Objective:
Return, word for word, every line that follows.

Data lines:
start
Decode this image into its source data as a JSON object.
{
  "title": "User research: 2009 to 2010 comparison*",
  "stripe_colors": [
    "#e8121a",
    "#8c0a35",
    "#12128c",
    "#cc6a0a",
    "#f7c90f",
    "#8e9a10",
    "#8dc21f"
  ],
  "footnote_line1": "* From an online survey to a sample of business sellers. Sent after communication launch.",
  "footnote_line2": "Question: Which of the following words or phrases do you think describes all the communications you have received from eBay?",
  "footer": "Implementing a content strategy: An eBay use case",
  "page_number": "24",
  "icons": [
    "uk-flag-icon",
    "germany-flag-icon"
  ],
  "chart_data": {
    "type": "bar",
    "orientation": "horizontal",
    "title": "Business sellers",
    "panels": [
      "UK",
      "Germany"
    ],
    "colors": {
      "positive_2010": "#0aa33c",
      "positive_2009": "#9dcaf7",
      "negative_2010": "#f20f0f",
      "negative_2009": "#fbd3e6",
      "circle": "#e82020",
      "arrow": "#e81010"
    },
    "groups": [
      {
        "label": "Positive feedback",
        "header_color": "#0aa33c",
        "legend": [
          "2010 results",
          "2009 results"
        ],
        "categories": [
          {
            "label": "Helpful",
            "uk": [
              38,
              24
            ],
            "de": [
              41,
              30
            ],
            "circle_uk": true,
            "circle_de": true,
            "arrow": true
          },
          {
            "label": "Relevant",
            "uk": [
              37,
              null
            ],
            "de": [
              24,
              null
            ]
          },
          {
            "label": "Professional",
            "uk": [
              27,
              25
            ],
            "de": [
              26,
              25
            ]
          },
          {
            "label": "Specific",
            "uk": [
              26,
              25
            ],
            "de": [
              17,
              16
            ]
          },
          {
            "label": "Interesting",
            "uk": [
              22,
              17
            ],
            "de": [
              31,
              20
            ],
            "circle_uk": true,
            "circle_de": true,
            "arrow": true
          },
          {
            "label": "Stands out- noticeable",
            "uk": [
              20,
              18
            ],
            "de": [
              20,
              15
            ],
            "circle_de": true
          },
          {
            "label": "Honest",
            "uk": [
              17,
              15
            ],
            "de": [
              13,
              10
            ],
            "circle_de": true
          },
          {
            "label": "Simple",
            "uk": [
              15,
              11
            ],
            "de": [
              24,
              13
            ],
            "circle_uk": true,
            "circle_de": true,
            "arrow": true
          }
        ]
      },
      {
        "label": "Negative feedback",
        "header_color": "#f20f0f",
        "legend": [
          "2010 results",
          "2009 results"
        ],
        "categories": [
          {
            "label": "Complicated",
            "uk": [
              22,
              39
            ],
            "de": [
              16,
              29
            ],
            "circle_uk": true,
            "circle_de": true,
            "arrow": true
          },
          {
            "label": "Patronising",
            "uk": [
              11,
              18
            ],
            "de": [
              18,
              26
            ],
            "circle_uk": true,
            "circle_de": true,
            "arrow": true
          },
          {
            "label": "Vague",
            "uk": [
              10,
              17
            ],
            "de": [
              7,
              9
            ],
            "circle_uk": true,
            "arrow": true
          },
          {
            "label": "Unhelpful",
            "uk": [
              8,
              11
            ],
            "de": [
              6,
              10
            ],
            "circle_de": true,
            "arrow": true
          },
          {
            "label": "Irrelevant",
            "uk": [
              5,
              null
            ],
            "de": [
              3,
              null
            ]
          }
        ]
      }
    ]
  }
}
end
Solved problem:
Decode this image into its source data as a JSON object.
{
  "title": "User research: 2009 to 2010 comparison*",
  "stripe_colors": [
    "#e8121a",
    "#8c0a35",
    "#12128c",
    "#cc6a0a",
    "#f7c90f",
    "#8e9a10",
    "#8dc21f"
  ],
  "footnote_line1": "* From an online survey to a sample of business sellers. Sent after communication launch.",
  "footnote_line2": "Question: Which of the following words or phrases do you think describes all the communications you have received from eBay?",
  "footer": "Implementing a content strategy: An eBay use case",
  "page_number": "24",
  "icons": [
    "uk-flag-icon",
    "germany-flag-icon"
  ],
  "chart_data": {
    "type": "bar",
    "orientation": "horizontal",
    "title": "Business sellers",
    "panels": [
      "UK",
      "Germany"
    ],
    "colors": {
      "positive_2010": "#0aa33c",
      "positive_2009": "#9dcaf7",
      "negative_2010": "#f20f0f",
      "negative_2009": "#fbd3e6",
      "circle": "#e82020",
      "arrow": "#e81010"
    },
    "groups": [
      {
        "label": "Positive feedback",
        "header_color": "#0aa33c",
        "legend": [
          "2010 results",
          "2009 results"
        ],
        "categories": [
          {
            "label": "Helpful",
            "uk": [
              38,
              24
            ],
            "de": [
              41,
              30
            ],
            "circle_uk": true,
            "circle_de": true,
            "arrow": true
          },
          {
            "label": "Relevant",
            "uk": [
              37,
              null
            ],
            "de": [
              24,
              null
            ]
          },
          {
            "label": "Professional",
            "uk": [
              27,
              25
            ],
            "de": [
              26,
              25
            ]
          },
          {
            "label": "Specific",
            "uk": [
              26,
              25
            ],
            "de": [
              17,
              16
            ]
          },
          {
            "label": "Interesting",
            "uk": [
              22,
              17
            ],
            "de": [
              31,
              20
            ],
            "circle_uk": true,
            "circle_de": true,
            "arrow": true
          },
          {
            "label": "Stands out- noticeable",
            "uk": [
              20,
              18
            ],
            "de": [
              20,
              15
            ],
            "circle_de": true
          },
          {
            "label": "Honest",
            "uk": [
              17,
              15
            ],
            "de": [
              13,
              10
            ],
            "circle_de": true
          },
          {
            "label": "Simple",
            "uk": [
              15,
              11
            ],
            "de": [
              24,
              13
            ],
            "circle_uk": true,
            "circle_de": true,
            "arrow": true
          }
        ]
      },
      {
        "label": "Negative feedback",
        "header_color": "#f20f0f",
        "legend": [
          "2010 results",
          "2009 results"
        ],
        "categories": [
          {
            "label": "Complicated",
            "uk": [
              22,
              39
            ],
            "de": [
              16,
              29
            ],
            "circle_uk": true,
            "circle_de": true,
            "arrow": true
          },
          {
            "label": "Patronising",
            "uk": [
              11,
              18
            ],
            "de": [
              18,
              26
            ],
            "circle_uk": true,
            "circle_de": true,
            "arrow": true
          },
          {
            "label": "Vague",
            "uk": [
              10,
              17
            ],
            "de": [
              7,
              9
            ],
            "circle_uk": true,
            "arrow": true
          },
          {
            "label": "Unhelpful",
            "uk": [
              8,
              11
            ],
            "de": [
              6,
              10
            ],
            "circle_de": true,
            "arrow": true
          },
          {
            "label": "Irrelevant",
            "uk": [
              5,
              null
            ],
            "de": [
              3,
              null
            ]
          }
        ]
      }
    ]
  }
}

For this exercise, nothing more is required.